Consigne:
Citez en entier le passage sur Walid Daqqa, sans y changer un mot.

Passage fourni:

Cette fois, vous le comprendrez, c’est l’actualité qui me ramène à la littérature.

L’actualité

Walid Daqqa, né le 18 juillet 1961 à Baqa al-Gharbiyye, fait partie de cette population que l’on qualifie d’arabes de 1948 ou d’arabes d'Israël.  

Militant du FPLP (Front populaire pour la libération de la Palestine), il a été condamné en 1986 pour l'assassinat d'un soldat israélien, ce qu'il a toujours démenti. En fait, Daqqa n'a pas été reconnu coupable d'avoir commis le meurtre lui-même, mais d'avoir commandé le groupe, une accusation qu'il a toujours rejetée.

En prison, il n’arrête pas d’apprendre, il obtient une licence et une maîtrise en études démocratiques en 2012, un diplôme en études régionales en 2016, et une inscription au doctorat en philosophie de l'Université de Tel-Aviv.

Matériel fourni:
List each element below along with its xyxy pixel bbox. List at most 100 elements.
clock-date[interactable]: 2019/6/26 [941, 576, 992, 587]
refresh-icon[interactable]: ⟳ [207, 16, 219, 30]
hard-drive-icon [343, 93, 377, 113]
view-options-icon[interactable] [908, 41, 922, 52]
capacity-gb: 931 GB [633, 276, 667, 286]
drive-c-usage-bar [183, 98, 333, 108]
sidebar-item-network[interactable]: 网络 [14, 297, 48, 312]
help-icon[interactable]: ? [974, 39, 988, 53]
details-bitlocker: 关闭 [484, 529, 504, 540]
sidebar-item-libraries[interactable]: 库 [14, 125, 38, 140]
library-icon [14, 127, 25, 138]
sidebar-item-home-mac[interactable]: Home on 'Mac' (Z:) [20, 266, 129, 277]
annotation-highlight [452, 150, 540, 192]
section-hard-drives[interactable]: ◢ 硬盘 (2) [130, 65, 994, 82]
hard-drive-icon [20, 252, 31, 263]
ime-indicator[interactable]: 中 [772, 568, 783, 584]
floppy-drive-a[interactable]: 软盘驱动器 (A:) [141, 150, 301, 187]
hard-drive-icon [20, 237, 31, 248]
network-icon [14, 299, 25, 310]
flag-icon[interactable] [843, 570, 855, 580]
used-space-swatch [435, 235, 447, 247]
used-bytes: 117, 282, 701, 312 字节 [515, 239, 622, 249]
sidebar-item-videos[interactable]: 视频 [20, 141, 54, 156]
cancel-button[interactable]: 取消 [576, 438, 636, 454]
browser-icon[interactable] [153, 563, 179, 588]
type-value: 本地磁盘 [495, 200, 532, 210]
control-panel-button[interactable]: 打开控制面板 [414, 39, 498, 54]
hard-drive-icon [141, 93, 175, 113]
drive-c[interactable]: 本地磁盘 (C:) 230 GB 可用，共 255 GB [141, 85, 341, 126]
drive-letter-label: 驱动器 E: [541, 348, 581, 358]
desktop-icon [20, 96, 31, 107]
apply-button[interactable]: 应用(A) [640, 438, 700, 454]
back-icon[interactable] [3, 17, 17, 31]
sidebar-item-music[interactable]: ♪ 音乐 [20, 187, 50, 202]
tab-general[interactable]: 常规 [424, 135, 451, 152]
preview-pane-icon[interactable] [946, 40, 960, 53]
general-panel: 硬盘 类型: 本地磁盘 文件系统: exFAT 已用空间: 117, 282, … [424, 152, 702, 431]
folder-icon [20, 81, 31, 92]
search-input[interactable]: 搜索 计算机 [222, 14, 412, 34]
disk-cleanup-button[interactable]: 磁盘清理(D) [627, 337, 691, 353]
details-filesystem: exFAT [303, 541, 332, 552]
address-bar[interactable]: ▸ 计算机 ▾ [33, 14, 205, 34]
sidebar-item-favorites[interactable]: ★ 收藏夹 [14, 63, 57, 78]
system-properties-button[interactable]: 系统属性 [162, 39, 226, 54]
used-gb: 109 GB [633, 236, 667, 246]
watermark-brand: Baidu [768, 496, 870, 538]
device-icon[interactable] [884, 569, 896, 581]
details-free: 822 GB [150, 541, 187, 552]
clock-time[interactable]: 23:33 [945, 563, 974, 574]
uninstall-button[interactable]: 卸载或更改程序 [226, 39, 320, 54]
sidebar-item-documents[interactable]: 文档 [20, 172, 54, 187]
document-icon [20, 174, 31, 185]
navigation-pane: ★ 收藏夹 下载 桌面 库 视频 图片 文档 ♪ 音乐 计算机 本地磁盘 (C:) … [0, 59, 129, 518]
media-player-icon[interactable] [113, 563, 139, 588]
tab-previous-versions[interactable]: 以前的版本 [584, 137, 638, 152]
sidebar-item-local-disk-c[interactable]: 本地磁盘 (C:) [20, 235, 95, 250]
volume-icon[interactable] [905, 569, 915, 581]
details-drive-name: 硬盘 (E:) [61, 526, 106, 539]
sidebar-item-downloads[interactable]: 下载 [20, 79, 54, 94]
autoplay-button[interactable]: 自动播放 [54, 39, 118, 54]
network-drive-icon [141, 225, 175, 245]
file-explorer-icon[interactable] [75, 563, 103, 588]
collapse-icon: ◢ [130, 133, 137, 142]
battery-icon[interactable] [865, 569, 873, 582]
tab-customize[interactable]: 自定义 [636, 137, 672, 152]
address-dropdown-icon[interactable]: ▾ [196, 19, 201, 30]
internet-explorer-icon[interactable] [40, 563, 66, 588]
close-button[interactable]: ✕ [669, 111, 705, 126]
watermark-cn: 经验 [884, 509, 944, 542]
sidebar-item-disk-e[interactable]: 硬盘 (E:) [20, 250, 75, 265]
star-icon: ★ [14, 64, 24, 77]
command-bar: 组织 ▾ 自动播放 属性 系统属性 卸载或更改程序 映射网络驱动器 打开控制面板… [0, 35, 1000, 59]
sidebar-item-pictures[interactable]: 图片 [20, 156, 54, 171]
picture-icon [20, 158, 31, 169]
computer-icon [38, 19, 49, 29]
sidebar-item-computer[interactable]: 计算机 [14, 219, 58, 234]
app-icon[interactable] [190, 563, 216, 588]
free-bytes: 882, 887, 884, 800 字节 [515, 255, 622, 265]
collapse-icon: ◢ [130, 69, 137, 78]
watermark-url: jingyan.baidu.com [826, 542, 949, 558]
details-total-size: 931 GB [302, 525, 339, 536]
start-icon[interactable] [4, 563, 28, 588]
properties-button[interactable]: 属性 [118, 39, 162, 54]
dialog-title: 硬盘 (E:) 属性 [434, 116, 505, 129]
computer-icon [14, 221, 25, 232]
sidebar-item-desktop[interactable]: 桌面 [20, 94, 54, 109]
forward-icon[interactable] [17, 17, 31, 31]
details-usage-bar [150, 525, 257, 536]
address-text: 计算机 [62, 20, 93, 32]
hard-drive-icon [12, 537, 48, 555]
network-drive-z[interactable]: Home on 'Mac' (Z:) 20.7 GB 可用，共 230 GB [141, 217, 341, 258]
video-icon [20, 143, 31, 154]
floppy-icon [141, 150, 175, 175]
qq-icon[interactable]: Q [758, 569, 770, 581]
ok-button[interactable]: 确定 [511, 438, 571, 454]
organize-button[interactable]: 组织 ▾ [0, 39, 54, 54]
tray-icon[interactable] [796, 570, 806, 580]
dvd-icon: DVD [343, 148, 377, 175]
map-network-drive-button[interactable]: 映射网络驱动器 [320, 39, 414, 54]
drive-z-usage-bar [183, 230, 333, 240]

Réponse:
Cette fois, vous le comprendrez, c’est l’actualité qui me ramène à la littérature.

L’actualité

Walid Daqqa, né le 18 juillet 1961 à Baqa al-Gharbiyye, fait partie de cette population que l’on qualifie d’arabes de 1948 ou d’arabes d'Israël.  

Militant du FPLP (Front populaire pour la libération de la Palestine), il a été condamné en 1986 pour l'assassinat d'un soldat israélien, ce qu'il a toujours démenti. En fait, Daqqa n'a pas été reconnu coupable d'avoir commis le meurtre lui-même, mais d'avoir commandé le groupe, une accusation qu'il a toujours rejetée.

En prison, il n’arrête pas d’apprendre, il obtient une licence et une maîtrise en études démocratiques en 2012, un diplôme en études régionales en 2016, et une inscription au doctorat en philosophie de l'Université de Tel-Aviv.